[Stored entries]
━━━━━━━━━━━━━━━━━━━━
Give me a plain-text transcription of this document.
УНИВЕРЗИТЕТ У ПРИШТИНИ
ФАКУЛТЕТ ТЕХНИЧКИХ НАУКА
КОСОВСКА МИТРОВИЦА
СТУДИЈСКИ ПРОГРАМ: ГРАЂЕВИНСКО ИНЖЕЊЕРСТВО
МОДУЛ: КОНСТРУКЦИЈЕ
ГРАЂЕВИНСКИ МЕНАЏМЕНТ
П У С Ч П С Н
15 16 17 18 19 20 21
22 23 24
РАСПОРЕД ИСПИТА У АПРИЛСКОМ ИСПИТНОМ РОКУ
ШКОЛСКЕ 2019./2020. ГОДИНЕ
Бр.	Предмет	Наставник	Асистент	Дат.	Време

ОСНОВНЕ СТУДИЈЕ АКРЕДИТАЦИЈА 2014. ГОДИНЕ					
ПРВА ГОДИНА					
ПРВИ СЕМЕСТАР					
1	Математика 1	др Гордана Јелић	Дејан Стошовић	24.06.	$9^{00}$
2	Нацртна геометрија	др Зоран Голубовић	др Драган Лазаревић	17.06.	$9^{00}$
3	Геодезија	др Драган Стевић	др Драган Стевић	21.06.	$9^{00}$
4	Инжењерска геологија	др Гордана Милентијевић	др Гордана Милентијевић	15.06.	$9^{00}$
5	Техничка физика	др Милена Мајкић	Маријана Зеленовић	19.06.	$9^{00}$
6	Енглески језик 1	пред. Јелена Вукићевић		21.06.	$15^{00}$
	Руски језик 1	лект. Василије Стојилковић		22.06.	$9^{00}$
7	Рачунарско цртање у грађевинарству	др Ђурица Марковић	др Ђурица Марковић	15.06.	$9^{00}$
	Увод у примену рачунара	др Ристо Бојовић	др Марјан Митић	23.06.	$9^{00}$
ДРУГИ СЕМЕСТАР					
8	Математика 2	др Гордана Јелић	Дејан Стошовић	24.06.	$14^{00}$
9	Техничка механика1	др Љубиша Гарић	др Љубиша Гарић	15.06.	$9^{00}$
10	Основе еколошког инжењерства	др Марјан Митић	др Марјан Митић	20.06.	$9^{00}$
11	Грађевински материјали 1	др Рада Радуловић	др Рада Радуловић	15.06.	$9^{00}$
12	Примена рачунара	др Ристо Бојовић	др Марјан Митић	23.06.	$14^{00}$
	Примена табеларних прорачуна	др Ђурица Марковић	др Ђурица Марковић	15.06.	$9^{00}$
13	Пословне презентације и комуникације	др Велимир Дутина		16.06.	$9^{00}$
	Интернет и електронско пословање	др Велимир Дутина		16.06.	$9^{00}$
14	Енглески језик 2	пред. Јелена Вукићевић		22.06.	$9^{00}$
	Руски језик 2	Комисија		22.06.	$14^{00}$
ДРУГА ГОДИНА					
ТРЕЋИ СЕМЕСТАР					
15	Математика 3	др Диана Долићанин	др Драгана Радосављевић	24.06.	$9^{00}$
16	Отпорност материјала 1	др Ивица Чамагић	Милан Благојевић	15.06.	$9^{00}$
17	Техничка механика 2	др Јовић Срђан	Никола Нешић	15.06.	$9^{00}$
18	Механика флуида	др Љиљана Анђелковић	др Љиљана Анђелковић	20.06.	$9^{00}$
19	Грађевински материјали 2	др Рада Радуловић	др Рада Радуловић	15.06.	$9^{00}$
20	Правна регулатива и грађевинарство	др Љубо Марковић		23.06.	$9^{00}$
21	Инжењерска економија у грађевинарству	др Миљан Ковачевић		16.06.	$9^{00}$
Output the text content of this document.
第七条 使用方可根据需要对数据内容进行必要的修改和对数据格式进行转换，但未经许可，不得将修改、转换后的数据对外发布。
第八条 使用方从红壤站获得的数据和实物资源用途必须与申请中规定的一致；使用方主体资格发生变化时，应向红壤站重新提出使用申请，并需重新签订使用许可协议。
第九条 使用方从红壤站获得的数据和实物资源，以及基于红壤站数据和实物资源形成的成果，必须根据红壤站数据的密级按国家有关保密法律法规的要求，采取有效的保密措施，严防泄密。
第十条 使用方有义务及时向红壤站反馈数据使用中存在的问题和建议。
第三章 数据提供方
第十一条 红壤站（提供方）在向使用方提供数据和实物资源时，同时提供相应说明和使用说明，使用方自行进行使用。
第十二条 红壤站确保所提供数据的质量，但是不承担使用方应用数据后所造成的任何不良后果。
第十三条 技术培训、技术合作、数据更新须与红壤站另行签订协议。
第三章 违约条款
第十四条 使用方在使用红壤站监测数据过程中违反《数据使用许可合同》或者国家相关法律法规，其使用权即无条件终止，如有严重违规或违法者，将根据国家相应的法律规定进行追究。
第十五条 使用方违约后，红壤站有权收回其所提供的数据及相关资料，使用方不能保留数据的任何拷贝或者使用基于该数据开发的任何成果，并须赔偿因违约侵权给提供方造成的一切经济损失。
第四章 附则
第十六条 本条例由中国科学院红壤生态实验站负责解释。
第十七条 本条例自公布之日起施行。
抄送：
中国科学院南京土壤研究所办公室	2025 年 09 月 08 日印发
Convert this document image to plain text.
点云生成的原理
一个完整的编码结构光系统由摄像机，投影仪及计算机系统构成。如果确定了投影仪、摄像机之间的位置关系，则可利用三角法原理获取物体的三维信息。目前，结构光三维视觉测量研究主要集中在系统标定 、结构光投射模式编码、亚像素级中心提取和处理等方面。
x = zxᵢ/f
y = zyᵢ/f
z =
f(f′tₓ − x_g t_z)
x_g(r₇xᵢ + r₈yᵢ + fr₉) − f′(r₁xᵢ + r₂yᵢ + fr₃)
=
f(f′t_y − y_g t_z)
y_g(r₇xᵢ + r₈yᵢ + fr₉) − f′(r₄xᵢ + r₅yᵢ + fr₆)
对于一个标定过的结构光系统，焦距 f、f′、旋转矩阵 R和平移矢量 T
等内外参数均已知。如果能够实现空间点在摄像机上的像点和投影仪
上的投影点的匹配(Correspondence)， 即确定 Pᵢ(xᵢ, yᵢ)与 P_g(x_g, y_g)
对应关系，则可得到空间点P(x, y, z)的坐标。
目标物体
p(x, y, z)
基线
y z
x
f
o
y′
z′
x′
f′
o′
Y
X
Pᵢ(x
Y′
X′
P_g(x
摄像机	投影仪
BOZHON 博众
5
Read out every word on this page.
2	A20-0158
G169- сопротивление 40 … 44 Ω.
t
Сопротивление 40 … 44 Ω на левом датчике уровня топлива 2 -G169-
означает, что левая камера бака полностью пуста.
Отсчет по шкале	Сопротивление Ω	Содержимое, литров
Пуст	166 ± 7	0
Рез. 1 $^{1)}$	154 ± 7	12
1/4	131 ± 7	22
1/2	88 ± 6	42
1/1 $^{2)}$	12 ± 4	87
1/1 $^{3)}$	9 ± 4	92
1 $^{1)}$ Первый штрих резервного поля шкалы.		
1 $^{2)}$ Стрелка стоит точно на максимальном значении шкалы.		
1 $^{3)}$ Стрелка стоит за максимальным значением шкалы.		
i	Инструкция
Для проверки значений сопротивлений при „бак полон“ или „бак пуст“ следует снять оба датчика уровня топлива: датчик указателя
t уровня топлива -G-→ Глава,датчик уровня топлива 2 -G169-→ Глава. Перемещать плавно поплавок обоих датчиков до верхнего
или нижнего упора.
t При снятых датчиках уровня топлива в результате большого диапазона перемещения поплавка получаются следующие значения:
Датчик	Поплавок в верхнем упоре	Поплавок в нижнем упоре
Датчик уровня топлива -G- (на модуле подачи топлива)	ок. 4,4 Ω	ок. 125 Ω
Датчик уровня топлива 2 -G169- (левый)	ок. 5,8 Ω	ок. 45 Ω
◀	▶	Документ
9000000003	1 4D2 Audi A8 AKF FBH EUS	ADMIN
━━━━━━━━━━━━━━━━━━━━
* **Exercise task**: Using the listing above, gather each line that holds the string "Вукићевић" and copy it.

* **Solution**:
6	Енглески језик 1	пред. Јелена Вукићевић		21.06.	$15^{00}$
14	Енглески језик 2	пред. Јелена Вукићевић		22.06.	$9^{00}$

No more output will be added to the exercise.